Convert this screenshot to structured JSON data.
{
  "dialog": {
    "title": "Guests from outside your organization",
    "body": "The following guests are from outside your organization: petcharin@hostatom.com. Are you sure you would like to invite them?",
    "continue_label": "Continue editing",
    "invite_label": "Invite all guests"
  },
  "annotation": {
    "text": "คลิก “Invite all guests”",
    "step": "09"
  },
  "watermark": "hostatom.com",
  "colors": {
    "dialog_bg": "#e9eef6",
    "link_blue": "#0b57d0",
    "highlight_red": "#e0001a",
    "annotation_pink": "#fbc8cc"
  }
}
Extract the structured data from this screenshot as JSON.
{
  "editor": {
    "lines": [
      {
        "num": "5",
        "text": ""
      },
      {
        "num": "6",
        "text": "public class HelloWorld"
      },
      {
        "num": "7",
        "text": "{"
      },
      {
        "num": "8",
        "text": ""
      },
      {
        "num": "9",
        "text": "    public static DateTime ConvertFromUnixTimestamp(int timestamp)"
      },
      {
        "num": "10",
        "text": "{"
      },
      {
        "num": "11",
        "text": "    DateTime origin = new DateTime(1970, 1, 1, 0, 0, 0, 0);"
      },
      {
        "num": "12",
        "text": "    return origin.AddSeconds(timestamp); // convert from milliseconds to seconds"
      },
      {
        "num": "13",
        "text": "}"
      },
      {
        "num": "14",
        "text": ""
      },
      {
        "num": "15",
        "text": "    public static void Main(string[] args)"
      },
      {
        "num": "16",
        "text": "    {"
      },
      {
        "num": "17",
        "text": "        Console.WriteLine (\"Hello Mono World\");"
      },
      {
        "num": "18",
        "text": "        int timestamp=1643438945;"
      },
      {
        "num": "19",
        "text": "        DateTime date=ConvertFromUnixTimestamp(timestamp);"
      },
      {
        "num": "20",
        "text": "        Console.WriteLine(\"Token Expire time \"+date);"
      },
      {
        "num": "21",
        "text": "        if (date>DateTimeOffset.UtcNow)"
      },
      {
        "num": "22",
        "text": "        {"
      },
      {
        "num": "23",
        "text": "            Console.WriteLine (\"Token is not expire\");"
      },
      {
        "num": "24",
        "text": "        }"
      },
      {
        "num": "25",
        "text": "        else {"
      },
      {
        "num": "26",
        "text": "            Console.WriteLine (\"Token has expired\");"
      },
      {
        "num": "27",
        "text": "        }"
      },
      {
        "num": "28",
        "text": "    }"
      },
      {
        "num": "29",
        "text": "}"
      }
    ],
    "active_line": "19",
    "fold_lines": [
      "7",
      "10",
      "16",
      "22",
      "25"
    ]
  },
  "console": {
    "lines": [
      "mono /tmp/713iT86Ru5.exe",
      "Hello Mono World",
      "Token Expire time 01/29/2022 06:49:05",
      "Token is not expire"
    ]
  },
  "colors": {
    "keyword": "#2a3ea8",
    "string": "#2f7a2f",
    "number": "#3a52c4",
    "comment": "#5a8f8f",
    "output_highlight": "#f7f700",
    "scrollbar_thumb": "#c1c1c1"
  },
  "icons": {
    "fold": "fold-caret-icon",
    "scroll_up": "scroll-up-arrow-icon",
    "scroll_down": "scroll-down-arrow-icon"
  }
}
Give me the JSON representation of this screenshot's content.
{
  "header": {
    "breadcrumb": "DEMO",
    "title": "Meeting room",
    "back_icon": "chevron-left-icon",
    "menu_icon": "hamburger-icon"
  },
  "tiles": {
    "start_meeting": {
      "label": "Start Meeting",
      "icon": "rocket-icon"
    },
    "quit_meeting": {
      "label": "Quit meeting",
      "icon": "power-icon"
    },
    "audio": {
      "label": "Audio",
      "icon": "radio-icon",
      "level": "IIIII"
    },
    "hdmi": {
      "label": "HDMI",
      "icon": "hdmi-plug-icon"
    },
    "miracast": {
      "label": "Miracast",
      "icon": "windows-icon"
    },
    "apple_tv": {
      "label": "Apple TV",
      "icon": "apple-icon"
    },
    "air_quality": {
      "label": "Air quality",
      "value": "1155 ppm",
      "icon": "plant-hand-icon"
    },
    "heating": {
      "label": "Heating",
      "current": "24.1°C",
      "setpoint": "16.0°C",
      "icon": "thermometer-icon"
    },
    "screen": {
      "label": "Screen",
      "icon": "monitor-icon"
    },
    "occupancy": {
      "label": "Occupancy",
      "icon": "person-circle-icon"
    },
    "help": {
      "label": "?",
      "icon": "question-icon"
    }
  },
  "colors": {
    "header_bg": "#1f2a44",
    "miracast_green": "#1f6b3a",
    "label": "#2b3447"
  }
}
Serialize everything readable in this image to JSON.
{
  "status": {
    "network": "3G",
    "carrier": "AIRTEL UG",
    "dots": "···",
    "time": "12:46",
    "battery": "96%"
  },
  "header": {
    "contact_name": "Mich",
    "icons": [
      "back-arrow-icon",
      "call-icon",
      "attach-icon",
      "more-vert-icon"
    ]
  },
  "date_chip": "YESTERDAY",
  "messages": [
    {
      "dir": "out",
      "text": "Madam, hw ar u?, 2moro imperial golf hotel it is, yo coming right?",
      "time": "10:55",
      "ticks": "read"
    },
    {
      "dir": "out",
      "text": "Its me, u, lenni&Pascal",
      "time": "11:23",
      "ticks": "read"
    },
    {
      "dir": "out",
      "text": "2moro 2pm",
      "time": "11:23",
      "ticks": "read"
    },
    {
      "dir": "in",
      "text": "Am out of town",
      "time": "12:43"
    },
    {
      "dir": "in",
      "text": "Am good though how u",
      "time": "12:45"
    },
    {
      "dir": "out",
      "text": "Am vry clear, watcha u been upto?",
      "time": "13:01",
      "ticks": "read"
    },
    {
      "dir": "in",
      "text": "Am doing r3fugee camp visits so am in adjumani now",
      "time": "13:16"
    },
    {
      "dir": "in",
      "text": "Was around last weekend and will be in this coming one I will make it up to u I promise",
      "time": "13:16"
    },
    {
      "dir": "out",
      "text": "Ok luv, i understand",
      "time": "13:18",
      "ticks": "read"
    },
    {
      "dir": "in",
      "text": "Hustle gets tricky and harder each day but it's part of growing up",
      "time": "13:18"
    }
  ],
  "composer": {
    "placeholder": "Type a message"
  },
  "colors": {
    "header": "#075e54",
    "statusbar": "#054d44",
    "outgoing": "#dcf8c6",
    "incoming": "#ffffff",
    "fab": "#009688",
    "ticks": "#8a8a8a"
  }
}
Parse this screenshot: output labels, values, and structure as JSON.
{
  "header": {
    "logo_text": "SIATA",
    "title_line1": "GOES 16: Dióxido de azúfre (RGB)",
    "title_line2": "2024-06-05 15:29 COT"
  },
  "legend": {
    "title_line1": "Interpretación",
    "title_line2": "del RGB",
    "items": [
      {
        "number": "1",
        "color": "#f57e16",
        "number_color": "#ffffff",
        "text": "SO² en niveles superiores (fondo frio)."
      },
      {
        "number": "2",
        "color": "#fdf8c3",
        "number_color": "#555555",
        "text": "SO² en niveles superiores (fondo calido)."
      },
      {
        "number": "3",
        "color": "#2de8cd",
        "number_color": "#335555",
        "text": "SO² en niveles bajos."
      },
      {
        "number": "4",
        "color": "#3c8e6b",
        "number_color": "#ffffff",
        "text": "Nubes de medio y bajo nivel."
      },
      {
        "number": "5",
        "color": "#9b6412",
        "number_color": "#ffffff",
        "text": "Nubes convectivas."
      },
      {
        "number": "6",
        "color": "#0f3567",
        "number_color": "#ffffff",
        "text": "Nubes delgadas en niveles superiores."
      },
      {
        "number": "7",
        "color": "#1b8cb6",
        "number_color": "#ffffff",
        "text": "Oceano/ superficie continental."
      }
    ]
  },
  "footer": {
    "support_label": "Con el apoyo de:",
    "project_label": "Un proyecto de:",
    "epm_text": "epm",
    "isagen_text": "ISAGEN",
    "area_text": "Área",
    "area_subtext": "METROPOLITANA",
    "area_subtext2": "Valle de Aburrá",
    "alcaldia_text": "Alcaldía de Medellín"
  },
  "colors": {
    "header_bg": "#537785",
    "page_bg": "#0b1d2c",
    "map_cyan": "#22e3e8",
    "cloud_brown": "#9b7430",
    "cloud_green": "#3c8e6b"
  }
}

- - - - - - -

(CHALLENGE)
Within the listing above, find every line containing the string "fondo" and return it.

(ANSWER TO THIS PROBLEM)
        "text": "SO² en niveles superiores (fondo frio)."
        "text": "SO² en niveles superiores (fondo calido)."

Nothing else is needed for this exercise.